Take every line from the material that has the word "знаком" in it.

■ ■ ■ ■ ■ ■ ■

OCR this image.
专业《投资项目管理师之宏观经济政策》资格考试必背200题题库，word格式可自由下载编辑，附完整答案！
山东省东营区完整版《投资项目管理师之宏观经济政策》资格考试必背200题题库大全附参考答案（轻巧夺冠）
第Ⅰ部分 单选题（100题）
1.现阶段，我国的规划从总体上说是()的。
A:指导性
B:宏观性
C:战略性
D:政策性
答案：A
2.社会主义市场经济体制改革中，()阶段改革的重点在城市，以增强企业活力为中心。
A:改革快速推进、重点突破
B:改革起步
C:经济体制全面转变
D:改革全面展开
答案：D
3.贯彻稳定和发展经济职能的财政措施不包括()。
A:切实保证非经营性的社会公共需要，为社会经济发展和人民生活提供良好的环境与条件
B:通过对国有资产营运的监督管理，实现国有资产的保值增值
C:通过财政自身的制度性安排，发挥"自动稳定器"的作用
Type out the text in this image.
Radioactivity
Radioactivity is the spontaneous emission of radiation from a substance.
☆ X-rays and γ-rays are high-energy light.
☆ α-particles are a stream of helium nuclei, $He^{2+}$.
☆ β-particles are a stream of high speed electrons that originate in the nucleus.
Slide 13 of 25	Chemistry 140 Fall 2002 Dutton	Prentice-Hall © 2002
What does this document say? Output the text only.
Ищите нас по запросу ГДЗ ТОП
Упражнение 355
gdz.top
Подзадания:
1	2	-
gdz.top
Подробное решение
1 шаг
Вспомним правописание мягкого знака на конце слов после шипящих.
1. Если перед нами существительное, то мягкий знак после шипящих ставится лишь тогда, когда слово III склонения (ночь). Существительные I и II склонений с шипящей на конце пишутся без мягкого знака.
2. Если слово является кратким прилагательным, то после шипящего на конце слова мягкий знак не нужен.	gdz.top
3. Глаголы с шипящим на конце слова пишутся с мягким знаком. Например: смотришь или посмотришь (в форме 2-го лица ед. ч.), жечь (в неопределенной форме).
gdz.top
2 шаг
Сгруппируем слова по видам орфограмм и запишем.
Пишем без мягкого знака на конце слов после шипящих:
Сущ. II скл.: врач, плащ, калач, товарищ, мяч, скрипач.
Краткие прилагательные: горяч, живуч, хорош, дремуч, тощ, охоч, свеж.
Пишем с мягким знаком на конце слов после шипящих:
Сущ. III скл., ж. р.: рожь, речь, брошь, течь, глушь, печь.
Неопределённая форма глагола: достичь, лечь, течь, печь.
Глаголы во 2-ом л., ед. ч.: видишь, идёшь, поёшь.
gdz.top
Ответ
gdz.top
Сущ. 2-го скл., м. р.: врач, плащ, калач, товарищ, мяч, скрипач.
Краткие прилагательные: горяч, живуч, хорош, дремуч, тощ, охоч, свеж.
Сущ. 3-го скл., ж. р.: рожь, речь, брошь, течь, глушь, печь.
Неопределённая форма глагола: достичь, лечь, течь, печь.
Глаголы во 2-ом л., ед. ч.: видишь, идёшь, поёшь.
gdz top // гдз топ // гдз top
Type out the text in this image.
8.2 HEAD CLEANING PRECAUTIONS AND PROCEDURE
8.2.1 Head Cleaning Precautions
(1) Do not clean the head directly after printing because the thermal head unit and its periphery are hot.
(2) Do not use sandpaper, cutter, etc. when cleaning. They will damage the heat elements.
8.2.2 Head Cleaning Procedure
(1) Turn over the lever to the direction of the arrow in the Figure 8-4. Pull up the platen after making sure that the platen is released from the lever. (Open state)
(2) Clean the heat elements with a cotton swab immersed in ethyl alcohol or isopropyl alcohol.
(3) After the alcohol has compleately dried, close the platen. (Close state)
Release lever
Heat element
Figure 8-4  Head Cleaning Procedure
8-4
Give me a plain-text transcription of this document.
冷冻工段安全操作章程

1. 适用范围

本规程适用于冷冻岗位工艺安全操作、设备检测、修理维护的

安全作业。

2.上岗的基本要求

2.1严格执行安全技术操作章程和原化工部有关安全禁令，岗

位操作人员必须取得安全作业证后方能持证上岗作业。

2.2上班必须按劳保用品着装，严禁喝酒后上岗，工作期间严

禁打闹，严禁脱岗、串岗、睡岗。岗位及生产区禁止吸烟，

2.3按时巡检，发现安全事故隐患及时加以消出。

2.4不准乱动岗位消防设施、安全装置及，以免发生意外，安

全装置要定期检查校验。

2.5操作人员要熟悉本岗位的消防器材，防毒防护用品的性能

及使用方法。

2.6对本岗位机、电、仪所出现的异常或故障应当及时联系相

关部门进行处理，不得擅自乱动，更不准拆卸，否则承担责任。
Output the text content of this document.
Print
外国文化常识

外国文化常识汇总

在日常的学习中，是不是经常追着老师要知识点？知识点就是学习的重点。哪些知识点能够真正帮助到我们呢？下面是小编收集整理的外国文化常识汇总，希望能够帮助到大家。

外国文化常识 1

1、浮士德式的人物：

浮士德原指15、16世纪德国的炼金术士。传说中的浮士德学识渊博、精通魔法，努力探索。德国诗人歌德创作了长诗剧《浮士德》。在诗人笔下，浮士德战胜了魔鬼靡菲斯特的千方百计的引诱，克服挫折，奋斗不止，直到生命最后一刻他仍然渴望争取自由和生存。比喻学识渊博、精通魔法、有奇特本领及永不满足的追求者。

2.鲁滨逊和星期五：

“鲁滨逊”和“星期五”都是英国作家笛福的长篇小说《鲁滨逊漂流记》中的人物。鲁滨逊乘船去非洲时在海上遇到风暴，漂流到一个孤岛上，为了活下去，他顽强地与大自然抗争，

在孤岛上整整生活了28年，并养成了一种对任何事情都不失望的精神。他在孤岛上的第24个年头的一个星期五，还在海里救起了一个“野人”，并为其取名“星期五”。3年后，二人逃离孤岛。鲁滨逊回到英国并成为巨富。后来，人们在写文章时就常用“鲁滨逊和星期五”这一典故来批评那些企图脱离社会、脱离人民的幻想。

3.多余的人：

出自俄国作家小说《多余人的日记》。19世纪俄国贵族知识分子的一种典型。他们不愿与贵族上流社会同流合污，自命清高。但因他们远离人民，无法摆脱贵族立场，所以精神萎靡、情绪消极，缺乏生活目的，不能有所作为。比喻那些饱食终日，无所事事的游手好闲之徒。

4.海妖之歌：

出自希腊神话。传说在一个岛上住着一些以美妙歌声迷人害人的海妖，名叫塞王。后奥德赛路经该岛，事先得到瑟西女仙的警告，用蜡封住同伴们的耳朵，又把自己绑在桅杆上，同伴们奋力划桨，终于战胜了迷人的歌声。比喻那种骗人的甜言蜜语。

■ ■ ■ ■ ■ ■ ■

• Output of the exercise:
3. Глаголы с шипящим на конце слова пишутся с мягким знаком. Например: смотришь или посмотришь (в форме 2-го лица ед. ч.), жечь (в неопределенной форме).
Пишем с мягким знаком на конце слов после шипящих:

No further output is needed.